## SUPPLIED RECORDS
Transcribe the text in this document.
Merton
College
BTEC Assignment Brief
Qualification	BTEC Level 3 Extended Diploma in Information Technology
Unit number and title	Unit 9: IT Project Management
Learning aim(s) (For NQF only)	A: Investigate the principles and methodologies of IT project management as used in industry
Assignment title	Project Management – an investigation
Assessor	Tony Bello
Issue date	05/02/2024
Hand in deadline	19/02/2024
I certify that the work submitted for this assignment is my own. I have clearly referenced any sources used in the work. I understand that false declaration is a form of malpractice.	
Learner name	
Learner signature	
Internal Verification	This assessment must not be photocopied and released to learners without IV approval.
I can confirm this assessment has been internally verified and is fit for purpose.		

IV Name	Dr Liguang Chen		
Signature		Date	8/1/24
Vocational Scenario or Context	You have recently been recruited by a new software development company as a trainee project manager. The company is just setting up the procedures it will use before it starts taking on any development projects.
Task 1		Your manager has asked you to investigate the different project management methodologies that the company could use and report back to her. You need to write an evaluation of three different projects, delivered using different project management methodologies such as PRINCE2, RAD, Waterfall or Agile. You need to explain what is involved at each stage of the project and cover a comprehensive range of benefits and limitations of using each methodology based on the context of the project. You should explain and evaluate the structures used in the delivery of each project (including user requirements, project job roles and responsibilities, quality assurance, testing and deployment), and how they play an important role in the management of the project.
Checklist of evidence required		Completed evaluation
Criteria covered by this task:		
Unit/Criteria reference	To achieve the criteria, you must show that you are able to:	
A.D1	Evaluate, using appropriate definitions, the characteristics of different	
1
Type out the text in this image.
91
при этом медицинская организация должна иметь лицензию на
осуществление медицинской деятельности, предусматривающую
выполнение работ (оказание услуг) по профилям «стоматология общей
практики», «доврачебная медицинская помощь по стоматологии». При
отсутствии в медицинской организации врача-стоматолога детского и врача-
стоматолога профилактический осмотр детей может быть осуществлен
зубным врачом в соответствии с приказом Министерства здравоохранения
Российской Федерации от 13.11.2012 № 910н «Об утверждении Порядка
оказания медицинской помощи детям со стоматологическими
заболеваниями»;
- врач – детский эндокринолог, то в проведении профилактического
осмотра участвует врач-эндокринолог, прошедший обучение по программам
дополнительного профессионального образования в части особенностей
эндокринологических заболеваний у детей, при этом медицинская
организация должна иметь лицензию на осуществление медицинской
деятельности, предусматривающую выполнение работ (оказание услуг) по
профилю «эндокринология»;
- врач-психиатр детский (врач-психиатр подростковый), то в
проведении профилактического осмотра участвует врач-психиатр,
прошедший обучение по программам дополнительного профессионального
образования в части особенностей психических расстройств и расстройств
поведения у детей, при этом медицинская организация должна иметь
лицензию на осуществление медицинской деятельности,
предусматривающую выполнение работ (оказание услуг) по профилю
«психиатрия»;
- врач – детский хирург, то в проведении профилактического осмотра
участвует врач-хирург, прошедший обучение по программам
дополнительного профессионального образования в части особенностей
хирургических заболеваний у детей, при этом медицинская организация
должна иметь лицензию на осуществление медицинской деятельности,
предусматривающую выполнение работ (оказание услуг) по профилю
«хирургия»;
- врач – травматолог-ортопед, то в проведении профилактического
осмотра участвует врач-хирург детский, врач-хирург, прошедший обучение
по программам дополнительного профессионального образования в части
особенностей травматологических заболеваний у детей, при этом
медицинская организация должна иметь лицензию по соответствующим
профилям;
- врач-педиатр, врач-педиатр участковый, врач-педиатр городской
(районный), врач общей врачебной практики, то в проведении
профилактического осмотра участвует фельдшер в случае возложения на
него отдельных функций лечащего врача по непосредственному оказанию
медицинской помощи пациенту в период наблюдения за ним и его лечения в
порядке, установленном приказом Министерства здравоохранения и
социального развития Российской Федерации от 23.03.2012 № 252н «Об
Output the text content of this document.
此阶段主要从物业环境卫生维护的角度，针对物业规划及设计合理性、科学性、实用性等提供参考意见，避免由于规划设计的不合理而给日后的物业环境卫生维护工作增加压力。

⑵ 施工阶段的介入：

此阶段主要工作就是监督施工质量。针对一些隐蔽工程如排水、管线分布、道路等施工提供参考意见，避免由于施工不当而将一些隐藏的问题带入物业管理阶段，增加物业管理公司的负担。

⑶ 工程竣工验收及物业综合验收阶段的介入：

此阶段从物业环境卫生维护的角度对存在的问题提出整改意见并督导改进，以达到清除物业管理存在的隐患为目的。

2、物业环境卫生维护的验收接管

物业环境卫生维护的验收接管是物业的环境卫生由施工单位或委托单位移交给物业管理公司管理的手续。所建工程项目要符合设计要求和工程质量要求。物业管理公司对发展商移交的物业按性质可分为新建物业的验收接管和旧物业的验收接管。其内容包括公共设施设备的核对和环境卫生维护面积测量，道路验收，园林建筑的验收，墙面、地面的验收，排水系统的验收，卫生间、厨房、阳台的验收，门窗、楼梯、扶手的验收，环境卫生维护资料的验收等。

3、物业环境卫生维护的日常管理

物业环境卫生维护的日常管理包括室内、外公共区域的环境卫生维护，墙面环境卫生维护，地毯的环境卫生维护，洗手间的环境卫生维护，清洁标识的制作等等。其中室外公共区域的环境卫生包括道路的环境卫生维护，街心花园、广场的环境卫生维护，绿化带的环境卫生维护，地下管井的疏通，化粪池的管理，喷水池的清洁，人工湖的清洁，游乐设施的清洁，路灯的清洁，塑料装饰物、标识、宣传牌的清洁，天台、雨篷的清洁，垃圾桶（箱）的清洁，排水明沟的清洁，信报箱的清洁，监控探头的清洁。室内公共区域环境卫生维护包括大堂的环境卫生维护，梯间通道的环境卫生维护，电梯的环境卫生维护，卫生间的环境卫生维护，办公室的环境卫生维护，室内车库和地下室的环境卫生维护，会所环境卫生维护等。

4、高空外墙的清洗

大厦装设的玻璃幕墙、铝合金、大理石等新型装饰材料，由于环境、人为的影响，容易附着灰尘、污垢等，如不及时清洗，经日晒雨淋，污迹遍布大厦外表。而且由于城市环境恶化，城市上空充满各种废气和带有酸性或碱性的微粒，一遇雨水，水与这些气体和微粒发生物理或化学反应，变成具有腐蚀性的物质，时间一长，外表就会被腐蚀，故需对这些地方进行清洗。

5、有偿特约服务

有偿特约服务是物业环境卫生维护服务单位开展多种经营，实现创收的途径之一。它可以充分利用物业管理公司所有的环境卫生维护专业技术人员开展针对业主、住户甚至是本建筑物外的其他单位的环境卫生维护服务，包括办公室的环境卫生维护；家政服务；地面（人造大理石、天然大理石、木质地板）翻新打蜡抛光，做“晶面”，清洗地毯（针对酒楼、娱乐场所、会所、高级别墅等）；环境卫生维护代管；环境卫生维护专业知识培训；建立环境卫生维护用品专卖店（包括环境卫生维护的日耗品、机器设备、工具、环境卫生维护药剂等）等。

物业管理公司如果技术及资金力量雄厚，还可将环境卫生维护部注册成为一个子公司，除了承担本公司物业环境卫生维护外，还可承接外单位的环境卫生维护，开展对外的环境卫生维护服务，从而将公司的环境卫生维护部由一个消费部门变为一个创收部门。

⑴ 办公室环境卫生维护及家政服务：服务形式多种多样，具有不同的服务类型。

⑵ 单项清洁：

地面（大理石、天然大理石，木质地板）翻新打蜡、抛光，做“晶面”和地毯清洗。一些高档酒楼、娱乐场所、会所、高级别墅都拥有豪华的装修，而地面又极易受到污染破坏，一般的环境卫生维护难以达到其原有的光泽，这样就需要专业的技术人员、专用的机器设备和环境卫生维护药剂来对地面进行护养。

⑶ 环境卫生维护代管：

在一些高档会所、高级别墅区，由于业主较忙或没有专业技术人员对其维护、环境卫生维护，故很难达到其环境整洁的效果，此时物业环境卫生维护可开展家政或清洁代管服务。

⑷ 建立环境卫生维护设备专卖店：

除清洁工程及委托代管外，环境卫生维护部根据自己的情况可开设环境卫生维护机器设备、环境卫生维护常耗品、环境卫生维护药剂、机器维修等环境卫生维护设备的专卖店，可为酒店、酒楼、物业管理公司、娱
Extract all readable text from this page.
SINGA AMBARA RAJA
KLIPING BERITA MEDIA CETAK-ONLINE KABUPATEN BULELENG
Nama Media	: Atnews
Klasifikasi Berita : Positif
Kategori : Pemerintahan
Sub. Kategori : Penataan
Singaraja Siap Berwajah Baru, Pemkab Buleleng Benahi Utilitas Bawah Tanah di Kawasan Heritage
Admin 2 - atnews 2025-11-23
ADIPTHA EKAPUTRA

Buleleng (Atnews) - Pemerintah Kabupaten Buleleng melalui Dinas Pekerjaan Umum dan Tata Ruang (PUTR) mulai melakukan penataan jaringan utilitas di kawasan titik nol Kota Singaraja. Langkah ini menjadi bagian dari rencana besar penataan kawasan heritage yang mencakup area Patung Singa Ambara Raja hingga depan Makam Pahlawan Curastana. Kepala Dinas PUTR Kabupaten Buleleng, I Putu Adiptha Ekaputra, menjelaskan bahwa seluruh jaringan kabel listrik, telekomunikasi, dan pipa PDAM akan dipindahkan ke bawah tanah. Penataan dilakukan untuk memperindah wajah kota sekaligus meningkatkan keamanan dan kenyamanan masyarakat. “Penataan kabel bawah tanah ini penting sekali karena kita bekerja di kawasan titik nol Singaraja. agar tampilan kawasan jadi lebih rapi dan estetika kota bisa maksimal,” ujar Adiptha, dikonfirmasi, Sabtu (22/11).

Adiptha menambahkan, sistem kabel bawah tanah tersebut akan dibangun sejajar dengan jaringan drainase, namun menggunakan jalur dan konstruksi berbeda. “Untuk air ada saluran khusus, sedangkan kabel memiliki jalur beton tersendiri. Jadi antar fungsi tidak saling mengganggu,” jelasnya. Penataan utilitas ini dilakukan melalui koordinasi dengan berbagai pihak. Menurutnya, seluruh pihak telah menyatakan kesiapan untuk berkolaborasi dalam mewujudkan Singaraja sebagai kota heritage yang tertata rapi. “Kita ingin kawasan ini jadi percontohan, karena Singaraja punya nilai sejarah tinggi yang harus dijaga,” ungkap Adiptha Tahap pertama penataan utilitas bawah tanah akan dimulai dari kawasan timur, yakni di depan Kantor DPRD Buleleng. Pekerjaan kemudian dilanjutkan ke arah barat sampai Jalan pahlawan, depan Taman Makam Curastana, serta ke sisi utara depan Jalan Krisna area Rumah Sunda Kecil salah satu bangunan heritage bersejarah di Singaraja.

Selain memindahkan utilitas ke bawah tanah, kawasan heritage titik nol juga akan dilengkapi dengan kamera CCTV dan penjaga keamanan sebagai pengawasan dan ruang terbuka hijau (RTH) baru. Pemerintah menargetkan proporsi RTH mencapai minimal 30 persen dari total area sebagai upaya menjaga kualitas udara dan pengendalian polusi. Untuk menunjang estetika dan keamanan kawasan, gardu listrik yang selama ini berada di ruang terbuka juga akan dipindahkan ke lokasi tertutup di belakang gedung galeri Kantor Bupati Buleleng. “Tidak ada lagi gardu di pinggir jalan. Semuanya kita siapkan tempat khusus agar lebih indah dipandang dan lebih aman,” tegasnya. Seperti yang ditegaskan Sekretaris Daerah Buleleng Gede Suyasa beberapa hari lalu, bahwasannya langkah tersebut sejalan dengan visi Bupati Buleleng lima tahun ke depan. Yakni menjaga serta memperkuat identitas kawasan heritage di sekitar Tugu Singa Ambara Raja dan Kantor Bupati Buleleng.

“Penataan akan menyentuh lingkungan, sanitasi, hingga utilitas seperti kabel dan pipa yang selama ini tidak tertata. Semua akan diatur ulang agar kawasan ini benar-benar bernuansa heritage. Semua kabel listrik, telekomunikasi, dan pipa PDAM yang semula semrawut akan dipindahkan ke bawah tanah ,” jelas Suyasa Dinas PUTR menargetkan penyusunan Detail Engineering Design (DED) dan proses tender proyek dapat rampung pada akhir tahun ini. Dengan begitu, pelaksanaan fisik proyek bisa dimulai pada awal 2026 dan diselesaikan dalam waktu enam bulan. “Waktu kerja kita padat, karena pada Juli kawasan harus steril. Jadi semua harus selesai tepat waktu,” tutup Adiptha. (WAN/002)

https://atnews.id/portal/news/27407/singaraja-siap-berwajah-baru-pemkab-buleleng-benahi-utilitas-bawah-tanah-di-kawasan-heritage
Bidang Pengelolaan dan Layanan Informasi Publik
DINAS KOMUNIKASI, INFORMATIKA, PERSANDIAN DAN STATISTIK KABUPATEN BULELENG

## EXERCISE DETAILS
Within the data above, pick out all lines holding the word "профессионального".

## CORRECT RESULT
дополнительного профессионального образования в части особенностей
прошедший обучение по программам дополнительного профессионального
дополнительного профессионального образования в части особенностей
по программам дополнительного профессионального образования в части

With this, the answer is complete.